Dataset listings of figures
Segment Open
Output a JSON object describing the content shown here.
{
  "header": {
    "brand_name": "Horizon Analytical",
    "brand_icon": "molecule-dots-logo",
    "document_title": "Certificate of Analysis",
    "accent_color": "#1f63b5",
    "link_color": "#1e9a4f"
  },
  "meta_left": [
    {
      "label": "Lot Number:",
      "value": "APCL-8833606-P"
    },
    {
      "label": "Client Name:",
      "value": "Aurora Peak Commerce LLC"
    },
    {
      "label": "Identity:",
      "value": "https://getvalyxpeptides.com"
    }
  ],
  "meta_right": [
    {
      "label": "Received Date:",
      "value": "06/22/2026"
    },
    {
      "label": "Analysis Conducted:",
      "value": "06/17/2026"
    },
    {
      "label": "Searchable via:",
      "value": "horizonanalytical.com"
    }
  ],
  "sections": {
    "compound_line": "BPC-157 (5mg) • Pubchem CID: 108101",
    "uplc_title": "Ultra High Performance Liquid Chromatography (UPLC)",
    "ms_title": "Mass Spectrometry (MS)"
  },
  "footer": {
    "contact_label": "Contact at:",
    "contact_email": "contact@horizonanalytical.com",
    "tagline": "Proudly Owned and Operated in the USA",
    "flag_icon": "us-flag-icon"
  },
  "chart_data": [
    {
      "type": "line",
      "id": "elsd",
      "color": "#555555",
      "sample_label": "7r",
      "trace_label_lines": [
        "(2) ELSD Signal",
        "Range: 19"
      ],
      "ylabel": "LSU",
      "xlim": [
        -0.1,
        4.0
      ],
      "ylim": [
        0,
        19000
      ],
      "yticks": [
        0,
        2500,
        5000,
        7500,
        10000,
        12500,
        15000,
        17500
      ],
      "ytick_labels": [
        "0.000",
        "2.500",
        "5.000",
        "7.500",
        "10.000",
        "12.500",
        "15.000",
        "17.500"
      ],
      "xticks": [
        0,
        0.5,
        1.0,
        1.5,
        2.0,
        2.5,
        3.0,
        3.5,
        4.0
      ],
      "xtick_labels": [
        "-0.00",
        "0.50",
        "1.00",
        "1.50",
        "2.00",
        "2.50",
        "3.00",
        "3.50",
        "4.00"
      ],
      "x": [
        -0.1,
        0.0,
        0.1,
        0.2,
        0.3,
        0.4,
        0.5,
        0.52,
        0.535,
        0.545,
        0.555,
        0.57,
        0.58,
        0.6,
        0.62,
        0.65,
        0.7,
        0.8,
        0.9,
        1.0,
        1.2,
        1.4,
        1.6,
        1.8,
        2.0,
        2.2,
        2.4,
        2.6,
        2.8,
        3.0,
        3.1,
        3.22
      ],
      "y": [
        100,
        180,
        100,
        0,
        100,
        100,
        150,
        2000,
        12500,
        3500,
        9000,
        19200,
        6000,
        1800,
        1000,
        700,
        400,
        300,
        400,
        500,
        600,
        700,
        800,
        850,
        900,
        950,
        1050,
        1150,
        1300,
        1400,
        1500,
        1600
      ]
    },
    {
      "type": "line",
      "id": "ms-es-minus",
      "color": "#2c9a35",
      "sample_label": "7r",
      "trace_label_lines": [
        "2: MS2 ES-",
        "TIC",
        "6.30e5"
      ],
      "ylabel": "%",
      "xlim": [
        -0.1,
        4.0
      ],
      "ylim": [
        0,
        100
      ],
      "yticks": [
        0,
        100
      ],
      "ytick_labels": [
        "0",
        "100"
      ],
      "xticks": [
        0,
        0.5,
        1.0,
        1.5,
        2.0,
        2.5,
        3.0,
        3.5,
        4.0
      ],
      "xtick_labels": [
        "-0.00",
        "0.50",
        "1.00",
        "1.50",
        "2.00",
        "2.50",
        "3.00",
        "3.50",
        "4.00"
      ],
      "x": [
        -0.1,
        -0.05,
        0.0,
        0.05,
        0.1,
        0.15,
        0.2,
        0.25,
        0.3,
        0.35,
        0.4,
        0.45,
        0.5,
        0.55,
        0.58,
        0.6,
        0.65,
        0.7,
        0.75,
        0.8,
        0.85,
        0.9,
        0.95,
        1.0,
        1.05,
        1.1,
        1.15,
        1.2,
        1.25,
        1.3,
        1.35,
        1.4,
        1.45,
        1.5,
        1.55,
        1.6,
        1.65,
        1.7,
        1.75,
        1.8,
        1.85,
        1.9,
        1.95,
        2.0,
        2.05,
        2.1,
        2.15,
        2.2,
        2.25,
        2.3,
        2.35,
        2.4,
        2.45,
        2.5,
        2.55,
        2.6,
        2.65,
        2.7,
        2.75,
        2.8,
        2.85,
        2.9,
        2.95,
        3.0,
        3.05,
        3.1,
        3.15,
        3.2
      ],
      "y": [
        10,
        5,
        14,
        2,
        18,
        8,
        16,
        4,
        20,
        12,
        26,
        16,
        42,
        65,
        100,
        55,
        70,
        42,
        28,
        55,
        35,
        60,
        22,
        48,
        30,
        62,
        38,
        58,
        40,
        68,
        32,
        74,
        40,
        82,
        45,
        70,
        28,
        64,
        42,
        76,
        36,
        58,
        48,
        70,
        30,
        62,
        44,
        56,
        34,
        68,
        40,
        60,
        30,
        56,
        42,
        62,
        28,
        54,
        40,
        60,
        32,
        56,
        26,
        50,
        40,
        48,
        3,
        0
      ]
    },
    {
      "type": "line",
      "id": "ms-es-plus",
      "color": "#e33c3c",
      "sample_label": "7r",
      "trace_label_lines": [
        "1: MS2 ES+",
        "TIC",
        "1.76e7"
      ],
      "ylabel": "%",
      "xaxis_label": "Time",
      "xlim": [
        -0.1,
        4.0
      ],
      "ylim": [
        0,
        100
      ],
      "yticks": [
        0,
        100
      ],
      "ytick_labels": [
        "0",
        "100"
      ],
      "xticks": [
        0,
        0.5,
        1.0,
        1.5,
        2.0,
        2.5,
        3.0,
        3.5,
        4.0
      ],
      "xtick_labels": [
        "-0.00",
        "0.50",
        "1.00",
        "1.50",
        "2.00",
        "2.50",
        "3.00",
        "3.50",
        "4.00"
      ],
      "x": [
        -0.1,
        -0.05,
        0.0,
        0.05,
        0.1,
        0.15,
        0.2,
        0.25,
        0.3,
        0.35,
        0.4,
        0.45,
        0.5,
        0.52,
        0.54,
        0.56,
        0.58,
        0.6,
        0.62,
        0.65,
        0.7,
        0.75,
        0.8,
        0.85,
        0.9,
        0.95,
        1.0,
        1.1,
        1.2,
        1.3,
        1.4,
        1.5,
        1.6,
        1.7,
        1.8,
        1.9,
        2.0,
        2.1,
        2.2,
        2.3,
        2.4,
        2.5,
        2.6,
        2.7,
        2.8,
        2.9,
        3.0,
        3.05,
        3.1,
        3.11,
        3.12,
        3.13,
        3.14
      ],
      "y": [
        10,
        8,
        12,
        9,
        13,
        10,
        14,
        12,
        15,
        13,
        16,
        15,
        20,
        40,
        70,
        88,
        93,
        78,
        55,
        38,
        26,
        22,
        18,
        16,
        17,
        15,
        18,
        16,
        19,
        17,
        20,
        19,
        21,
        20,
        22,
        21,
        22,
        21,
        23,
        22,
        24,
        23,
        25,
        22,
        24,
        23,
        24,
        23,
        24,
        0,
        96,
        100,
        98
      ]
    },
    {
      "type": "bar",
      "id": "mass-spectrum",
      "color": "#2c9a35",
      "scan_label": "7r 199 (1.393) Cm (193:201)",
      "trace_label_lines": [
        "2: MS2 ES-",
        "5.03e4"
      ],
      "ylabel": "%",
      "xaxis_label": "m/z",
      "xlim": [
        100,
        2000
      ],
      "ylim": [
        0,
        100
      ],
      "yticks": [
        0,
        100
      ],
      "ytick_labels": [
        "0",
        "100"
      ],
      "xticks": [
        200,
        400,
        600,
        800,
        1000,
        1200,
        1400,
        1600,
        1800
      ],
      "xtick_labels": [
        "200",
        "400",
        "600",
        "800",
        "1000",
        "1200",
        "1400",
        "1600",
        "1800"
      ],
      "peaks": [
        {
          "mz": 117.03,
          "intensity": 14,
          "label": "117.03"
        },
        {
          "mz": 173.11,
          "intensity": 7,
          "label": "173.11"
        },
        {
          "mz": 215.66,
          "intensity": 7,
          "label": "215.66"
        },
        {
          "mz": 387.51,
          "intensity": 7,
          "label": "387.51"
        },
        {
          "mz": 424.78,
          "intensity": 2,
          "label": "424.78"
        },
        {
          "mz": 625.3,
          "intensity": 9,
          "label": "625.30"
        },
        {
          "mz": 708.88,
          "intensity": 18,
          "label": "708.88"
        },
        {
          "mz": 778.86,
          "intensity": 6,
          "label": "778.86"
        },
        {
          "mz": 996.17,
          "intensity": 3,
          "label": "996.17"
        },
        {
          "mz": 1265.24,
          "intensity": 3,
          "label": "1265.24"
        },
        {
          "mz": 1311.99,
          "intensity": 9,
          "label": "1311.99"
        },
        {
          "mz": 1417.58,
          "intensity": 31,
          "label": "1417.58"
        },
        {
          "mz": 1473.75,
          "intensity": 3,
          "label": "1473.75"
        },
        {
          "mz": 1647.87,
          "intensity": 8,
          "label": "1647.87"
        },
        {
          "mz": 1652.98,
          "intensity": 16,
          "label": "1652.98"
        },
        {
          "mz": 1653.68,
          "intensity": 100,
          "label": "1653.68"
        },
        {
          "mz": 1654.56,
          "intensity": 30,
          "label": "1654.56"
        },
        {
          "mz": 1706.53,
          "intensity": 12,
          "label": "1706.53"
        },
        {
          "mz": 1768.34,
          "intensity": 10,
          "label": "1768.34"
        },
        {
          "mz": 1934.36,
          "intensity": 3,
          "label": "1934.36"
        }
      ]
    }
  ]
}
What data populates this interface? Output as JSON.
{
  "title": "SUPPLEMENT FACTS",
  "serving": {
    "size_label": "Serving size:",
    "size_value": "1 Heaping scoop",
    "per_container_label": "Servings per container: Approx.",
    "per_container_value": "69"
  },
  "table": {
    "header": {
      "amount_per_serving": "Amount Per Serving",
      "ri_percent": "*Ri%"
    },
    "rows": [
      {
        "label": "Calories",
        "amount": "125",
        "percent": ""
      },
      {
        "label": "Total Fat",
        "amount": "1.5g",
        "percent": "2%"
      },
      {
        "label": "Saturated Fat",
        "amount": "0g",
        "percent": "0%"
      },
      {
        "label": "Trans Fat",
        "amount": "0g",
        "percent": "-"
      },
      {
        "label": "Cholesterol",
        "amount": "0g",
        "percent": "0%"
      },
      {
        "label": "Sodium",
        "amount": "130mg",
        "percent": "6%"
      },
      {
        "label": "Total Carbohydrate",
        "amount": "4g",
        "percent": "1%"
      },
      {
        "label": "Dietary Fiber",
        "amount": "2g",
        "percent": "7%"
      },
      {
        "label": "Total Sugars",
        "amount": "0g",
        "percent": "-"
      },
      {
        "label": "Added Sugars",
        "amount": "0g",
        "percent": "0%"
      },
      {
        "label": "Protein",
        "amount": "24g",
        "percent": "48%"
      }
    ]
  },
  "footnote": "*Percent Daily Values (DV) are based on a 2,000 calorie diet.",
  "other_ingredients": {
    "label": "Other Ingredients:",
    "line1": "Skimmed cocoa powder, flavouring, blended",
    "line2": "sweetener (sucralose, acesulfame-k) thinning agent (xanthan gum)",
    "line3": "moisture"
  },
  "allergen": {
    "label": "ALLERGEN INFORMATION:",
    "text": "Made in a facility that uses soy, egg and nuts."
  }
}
Segment Closed
TASK REQUIREMENTS – Find the lines in the records that contain the word "Output", then copy every one of them.

ANSWER TO THIS TASK –
Output a JSON object describing the content shown here.
What data populates this interface? Output as JSON.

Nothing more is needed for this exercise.